Show all lines holding the string "нового".

= = =

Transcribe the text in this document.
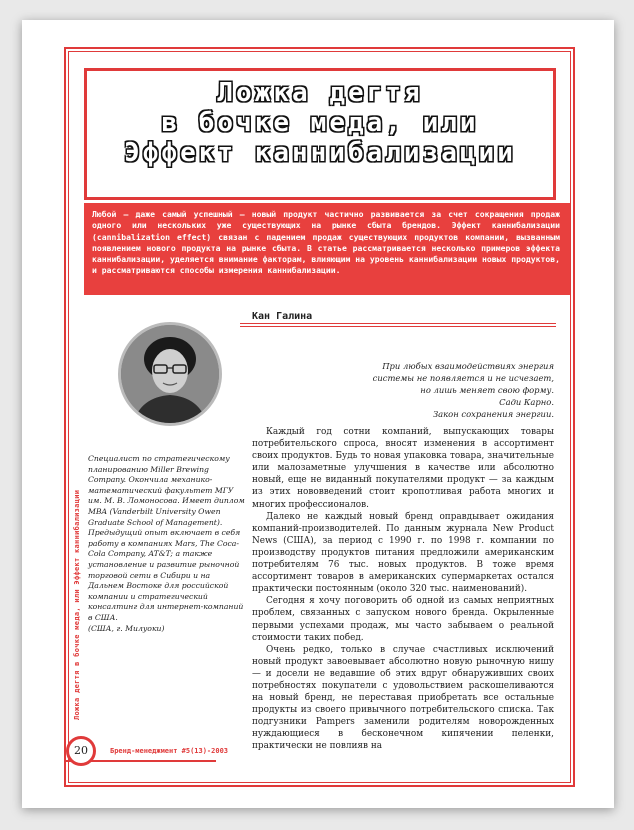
Ложка дегтя
в бочке меда, или
Эффект каннибализации
Любой — даже самый успешный — новый продукт частично развивается за счет сокращения продаж одного или нескольких уже существующих на рынке сбыта брендов. Эффект каннибализации (cannibalization effect) связан с падением продаж существующих продуктов компании, вызванным появлением нового продукта на рынке сбыта. В статье рассматривается несколько примеров эффекта каннибализации, уделяется внимание факторам, влияющим на уровень каннибализации новых продуктов, и рассматриваются способы измерения каннибализации.
Кан Галина
При любых взаимодействиях энергия
системы не появляется и не исчезает,
но лишь меняет свою форму.
Сади Карно.
Закон сохранения энергии.

Специалист по стратегическому планированию Miller Brewing Company. Окончила механико-математический факультет МГУ им. М. В. Ломоносова. Имеет диплом MBA (Vanderbilt University Owen Graduate School of Management).

Предыдущий опыт включает в себя работу в компаниях Mars, The Coca-Cola Company, AT&T; а также установление и развитие рыночной торговой сети в Сибири и на Дальнем Востоке для российской компании и стратегический консалтинг для интернет-компаний в США.

(США, г. Милуоки)

Каждый год сотни компаний, выпускающих товары потребительского спроса, вносят изменения в ассортимент своих продуктов. Будь то новая упаковка товара, значительные или малозаметные улучшения в качестве или абсолютно новый, еще не виданный покупателями продукт — за каждым из этих нововведений стоит кропотливая работа многих и многих профессионалов.

Далеко не каждый новый бренд оправдывает ожидания компаний-производителей. По данным журнала New Product News (США), за период с 1990 г. по 1998 г. компании по производству продуктов питания предложили американским потребителям 76 тыс. новых продуктов. В тоже время ассортимент товаров в американских супермаркетах остался практически постоянным (около 320 тыс. наименований).

Сегодня я хочу поговорить об одной из самых неприятных проблем, связанных с запуском нового бренда. Окрыленные первыми успехами продаж, мы часто забываем о реальной стоимости таких побед.

Очень редко, только в случае счастливых исключений новый продукт завоевывает абсолютно новую рыночную нишу — и досели не ведавшие об этих вдруг обнаруживших своих потребностях покупатели с удовольствием раскошеливаются на новый бренд, не переставая приобретать все остальные продукты из своего привычного потребительского списка. Так подгузники Pampers заменили родителям новорожденных нуждающиеся в бесконечном кипячении пеленки, практически не повлияв на

Ложка дегтя в бочке меда, или Эффект каннибализации
20	Бренд-менеджмент #5(13)-2003
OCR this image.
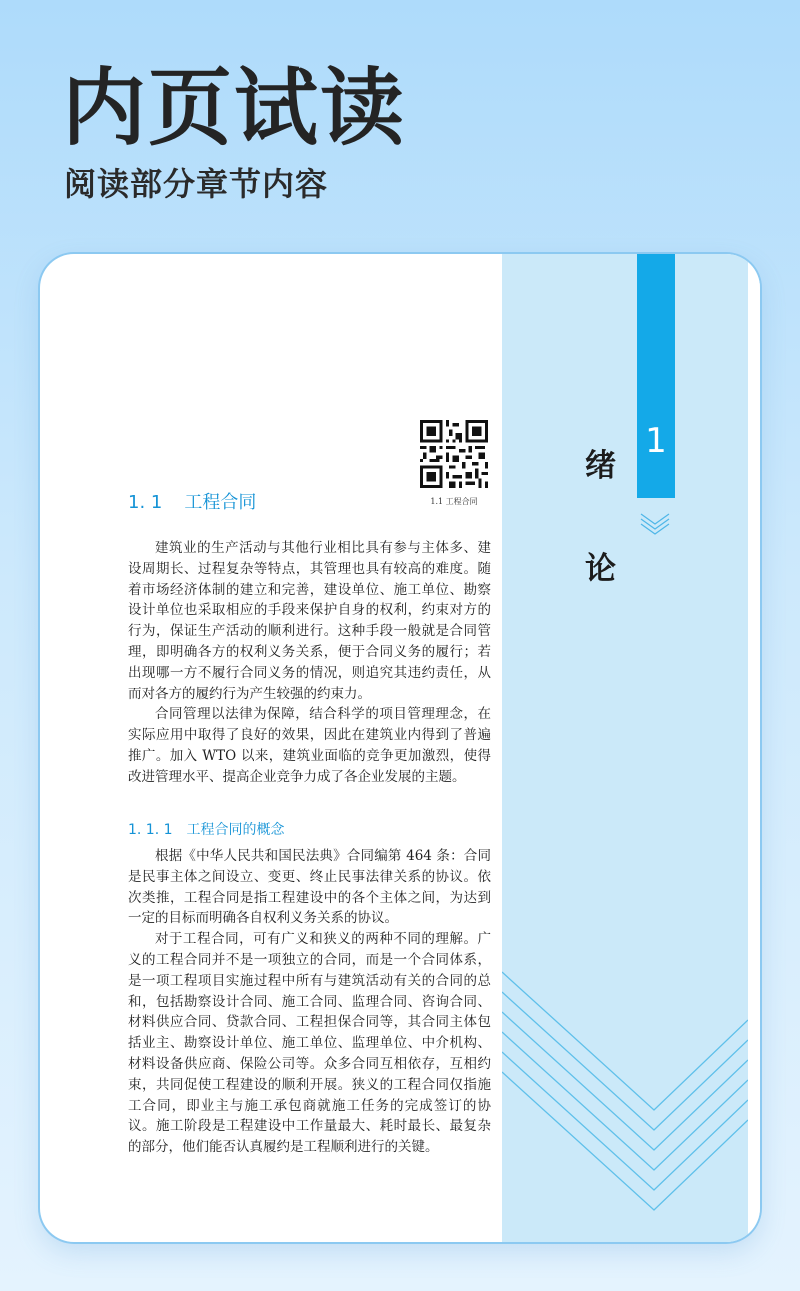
内页试读
阅读部分章节内容
1
绪
论
1.1 工程合同
1. 1 工程合同

建筑业的生产活动与其他行业相比具有参与主体多、建设周期长、过程复杂等特点，其管理也具有较高的难度。随着市场经济体制的建立和完善，建设单位、施工单位、勘察设计单位也采取相应的手段来保护自身的权利，约束对方的行为，保证生产活动的顺利进行。这种手段一般就是合同管理，即明确各方的权利义务关系，便于合同义务的履行；若出现哪一方不履行合同义务的情况，则追究其违约责任，从而对各方的履约行为产生较强的约束力。

合同管理以法律为保障，结合科学的项目管理理念，在实际应用中取得了良好的效果，因此在建筑业内得到了普遍推广。加入 WTO 以来，建筑业面临的竞争更加激烈，使得改进管理水平、提高企业竞争力成了各企业发展的主题。

1. 1. 1 工程合同的概念

根据《中华人民共和国民法典》合同编第 464 条：合同是民事主体之间设立、变更、终止民事法律关系的协议。依次类推，工程合同是指工程建设中的各个主体之间，为达到一定的目标而明确各自权利义务关系的协议。

对于工程合同，可有广义和狭义的两种不同的理解。广义的工程合同并不是一项独立的合同，而是一个合同体系，是一项工程项目实施过程中所有与建筑活动有关的合同的总和，包括勘察设计合同、施工合同、监理合同、咨询合同、材料供应合同、贷款合同、工程担保合同等，其合同主体包括业主、勘察设计单位、施工单位、监理单位、中介机构、材料设备供应商、保险公司等。众多合同互相依存，互相约束，共同促使工程建设的顺利开展。狭义的工程合同仅指施工合同，即业主与施工承包商就施工任务的完成签订的协议。施工阶段是工程建设中工作量最大、耗时最长、最复杂的部分，他们能否认真履约是工程顺利进行的关键。
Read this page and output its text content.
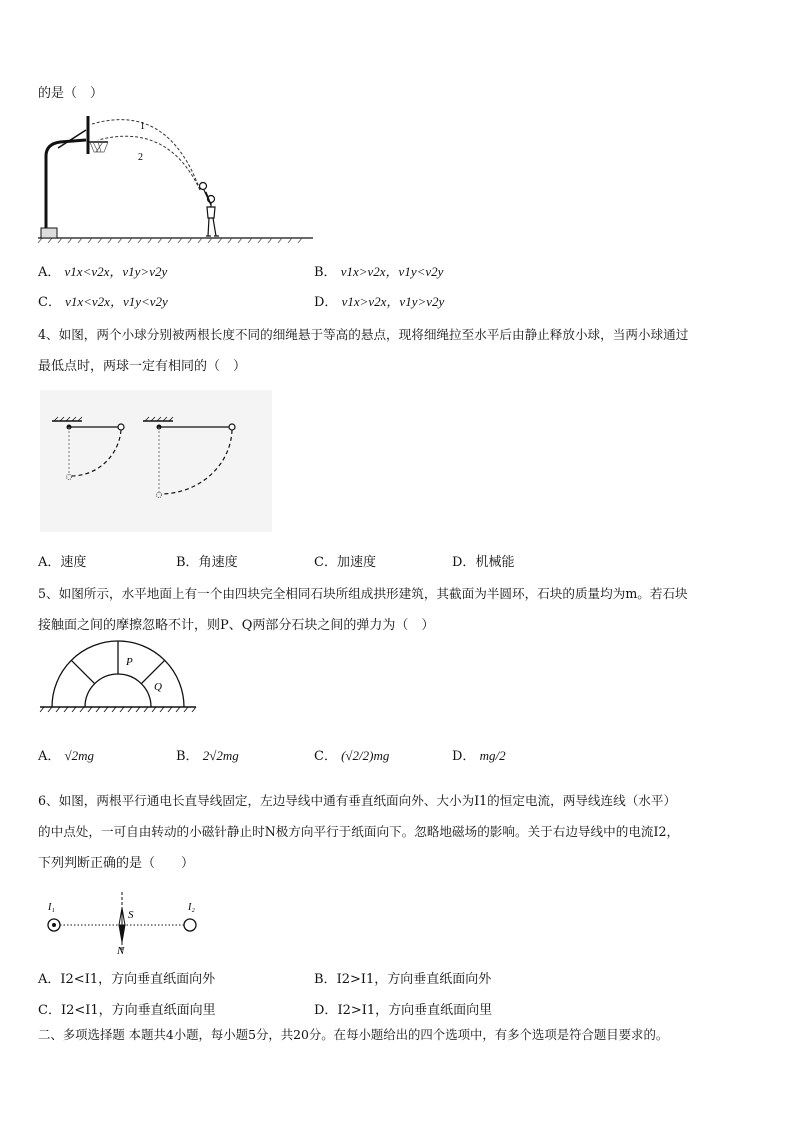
的是（　）
1
2
A． v1x<v2x，v1y>v2y	B． v1x>v2x，v1y<v2y
C． v1x<v2x，v1y<v2y	D． v1x>v2x，v1y>v2y
4、如图，两个小球分别被两根长度不同的细绳悬于等高的悬点，现将细绳拉至水平后由静止释放小球，当两小球通过
最低点时，两球一定有相同的（　）
A．速度	B．角速度	C．加速度	D．机械能
5、如图所示，水平地面上有一个由四块完全相同石块所组成拱形建筑，其截面为半圆环，石块的质量均为m。若石块
接触面之间的摩擦忽略不计，则P、Q两部分石块之间的弹力为（　）
P
Q
A． √2mg	B． 2√2mg	C． (√2/2)mg	D． mg/2
6、如图，两根平行通电长直导线固定，左边导线中通有垂直纸面向外、大小为I1的恒定电流，两导线连线（水平）
的中点处，一可自由转动的小磁针静止时N极方向平行于纸面向下。忽略地磁场的影响。关于右边导线中的电流I2，
下列判断正确的是（　　）
I₁	I₂
S
N
A．I2<I1，方向垂直纸面向外	B．I2>I1，方向垂直纸面向外
C．I2<I1，方向垂直纸面向里	D．I2>I1，方向垂直纸面向里
二、多项选择题 本题共4小题，每小题5分，共20分。在每小题给出的四个选项中，有多个选项是符合题目要求的。
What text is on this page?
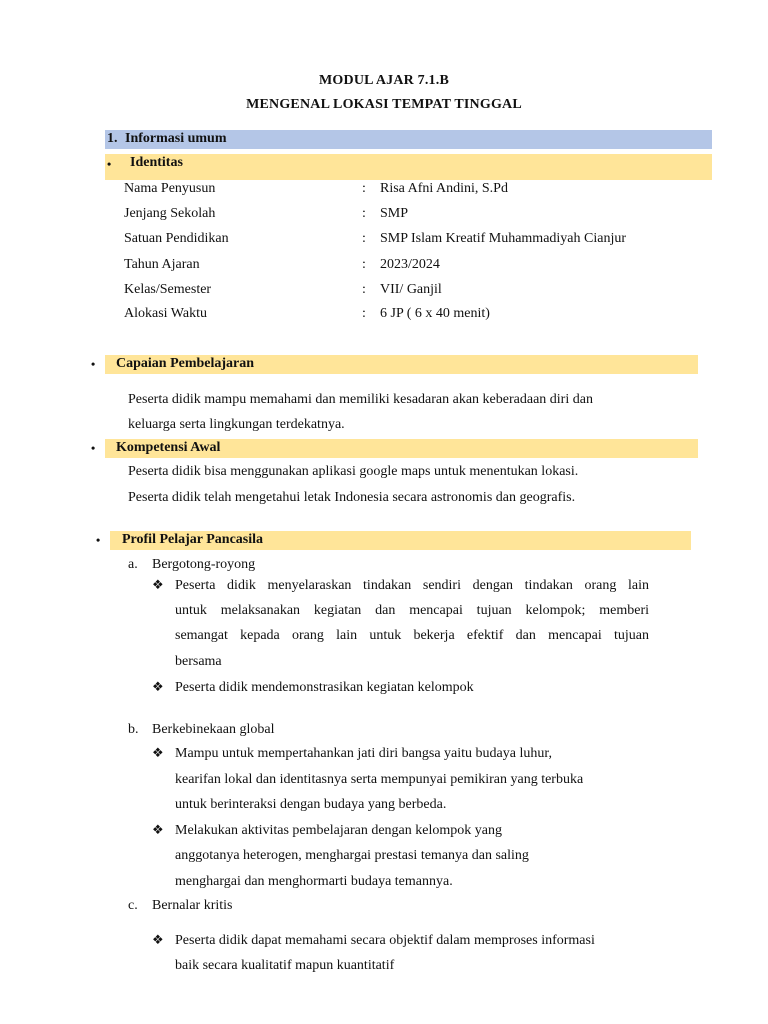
MODUL AJAR 7.1.B
MENGENAL LOKASI TEMPAT TINGGAL
1. Informasi umum
• Identitas
Nama Penyusun	: Risa Afni Andini, S.Pd
Jenjang Sekolah	: SMP
Satuan Pendidikan	: SMP Islam Kreatif Muhammadiyah Cianjur
Tahun Ajaran	: 2023/2024
Kelas/Semester	: VII/ Ganjil
Alokasi Waktu	: 6 JP ( 6 x 40 menit)
• Capaian Pembelajaran
Peserta didik mampu memahami dan memiliki kesadaran akan keberadaan diri dan
keluarga serta lingkungan terdekatnya.
• Kompetensi Awal
Peserta didik bisa menggunakan aplikasi google maps untuk menentukan lokasi.
Peserta didik telah mengetahui letak Indonesia secara astronomis dan geografis.
• Profil Pelajar Pancasila
a. Bergotong-royong
❖ Peserta didik menyelaraskan tindakan sendiri dengan tindakan orang lain
untuk melaksanakan kegiatan dan mencapai tujuan kelompok; memberi
semangat kepada orang lain untuk bekerja efektif dan mencapai tujuan
bersama
❖ Peserta didik mendemonstrasikan kegiatan kelompok
b. Berkebinekaan global
❖ Mampu untuk mempertahankan jati diri bangsa yaitu budaya luhur,
kearifan lokal dan identitasnya serta mempunyai pemikiran yang terbuka
untuk berinteraksi dengan budaya yang berbeda.
❖ Melakukan aktivitas pembelajaran dengan kelompok yang
anggotanya heterogen, menghargai prestasi temanya dan saling
menghargai dan menghormarti budaya temannya.
c. Bernalar kritis
❖ Peserta didik dapat memahami secara objektif dalam memproses informasi
baik secara kualitatif mapun kuantitatif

= = =

- [Task answer]
Любой — даже самый успешный — новый продукт частично развивается за счет сокращения продаж одного или нескольких уже существующих на рынке сбыта брендов. Эффект каннибализации (cannibalization effect) связан с падением продаж существующих продуктов компании, вызванным появлением нового продукта на рынке сбыта. В статье рассматривается несколько примеров эффекта каннибализации, уделяется внимание факторам, влияющим на уровень каннибализации новых продуктов, и рассматриваются способы измерения каннибализации.
Сегодня я хочу поговорить об одной из самых неприятных проблем, связанных с запуском нового бренда. Окрыленные первыми успехами продаж, мы часто забываем о реальной стоимости таких побед.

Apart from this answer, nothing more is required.